### Exercise objective:
Count the lines below that contain the word "product", and reply with only that number.

### Records for the task:

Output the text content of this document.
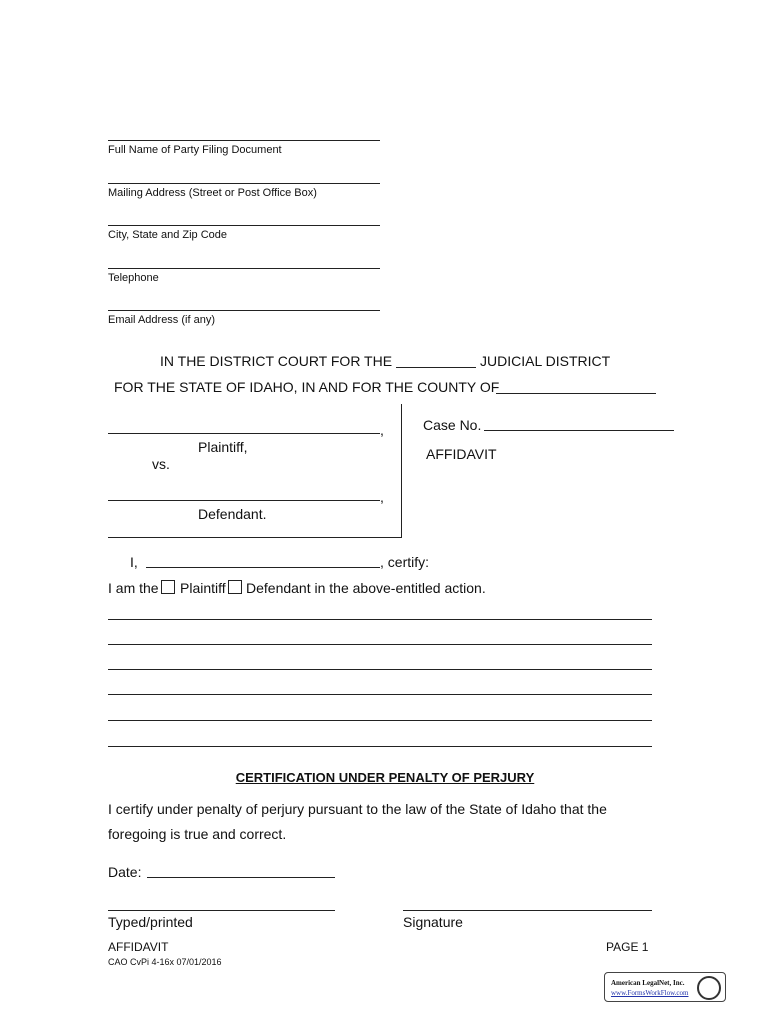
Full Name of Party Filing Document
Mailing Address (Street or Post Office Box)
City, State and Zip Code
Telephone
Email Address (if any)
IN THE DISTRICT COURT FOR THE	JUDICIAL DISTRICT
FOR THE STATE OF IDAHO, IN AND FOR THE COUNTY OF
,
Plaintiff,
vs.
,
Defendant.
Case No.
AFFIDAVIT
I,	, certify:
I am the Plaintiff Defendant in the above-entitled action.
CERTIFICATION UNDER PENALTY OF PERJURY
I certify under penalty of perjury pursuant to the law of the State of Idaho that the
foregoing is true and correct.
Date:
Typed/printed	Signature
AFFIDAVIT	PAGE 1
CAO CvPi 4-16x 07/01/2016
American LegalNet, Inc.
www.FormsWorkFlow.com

--

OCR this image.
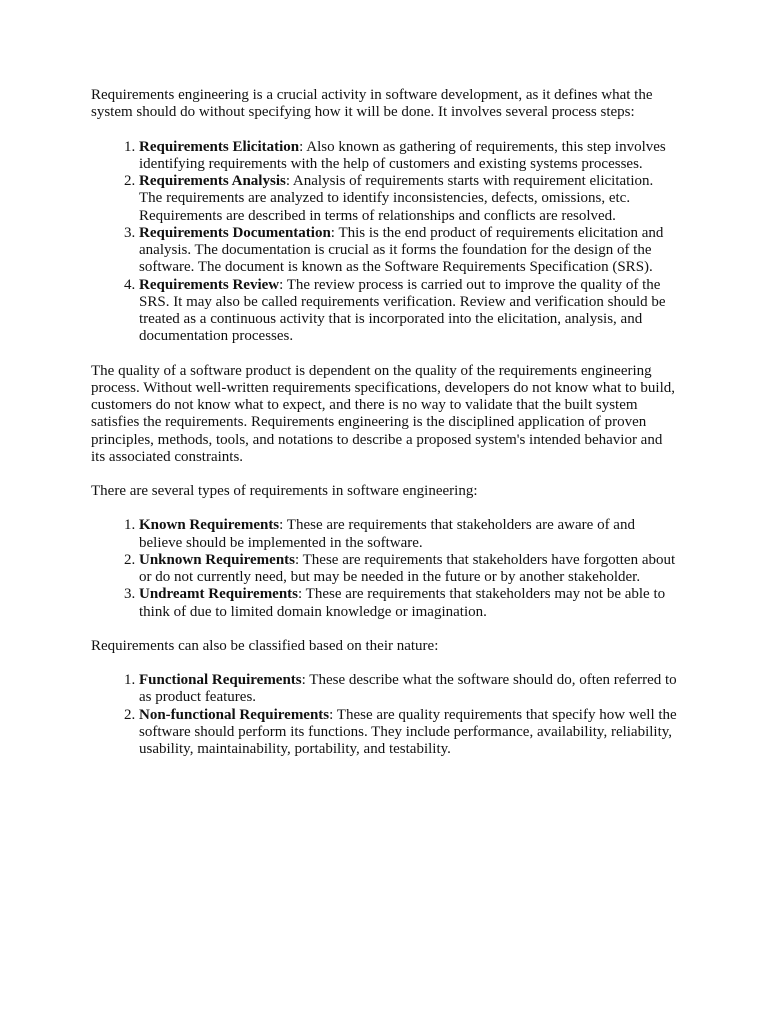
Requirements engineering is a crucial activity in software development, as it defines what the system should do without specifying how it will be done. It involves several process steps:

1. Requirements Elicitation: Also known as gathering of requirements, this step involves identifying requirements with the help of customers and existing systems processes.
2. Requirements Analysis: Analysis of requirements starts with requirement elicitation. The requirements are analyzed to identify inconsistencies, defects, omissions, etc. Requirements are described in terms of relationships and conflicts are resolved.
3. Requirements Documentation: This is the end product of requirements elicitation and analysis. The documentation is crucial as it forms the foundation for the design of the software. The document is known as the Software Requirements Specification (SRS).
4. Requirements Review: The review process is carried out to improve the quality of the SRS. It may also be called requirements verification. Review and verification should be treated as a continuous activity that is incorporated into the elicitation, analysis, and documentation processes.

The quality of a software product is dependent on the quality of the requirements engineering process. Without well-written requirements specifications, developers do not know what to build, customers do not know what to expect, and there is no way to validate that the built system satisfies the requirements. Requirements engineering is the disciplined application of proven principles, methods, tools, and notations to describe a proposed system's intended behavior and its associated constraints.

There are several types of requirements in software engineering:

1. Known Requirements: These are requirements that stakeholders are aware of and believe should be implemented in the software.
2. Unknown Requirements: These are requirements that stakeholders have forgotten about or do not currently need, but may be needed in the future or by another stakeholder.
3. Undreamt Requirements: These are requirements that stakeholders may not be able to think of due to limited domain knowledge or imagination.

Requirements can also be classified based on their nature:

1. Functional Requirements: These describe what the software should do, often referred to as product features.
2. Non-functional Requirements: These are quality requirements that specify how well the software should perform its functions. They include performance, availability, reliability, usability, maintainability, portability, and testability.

### Output:
3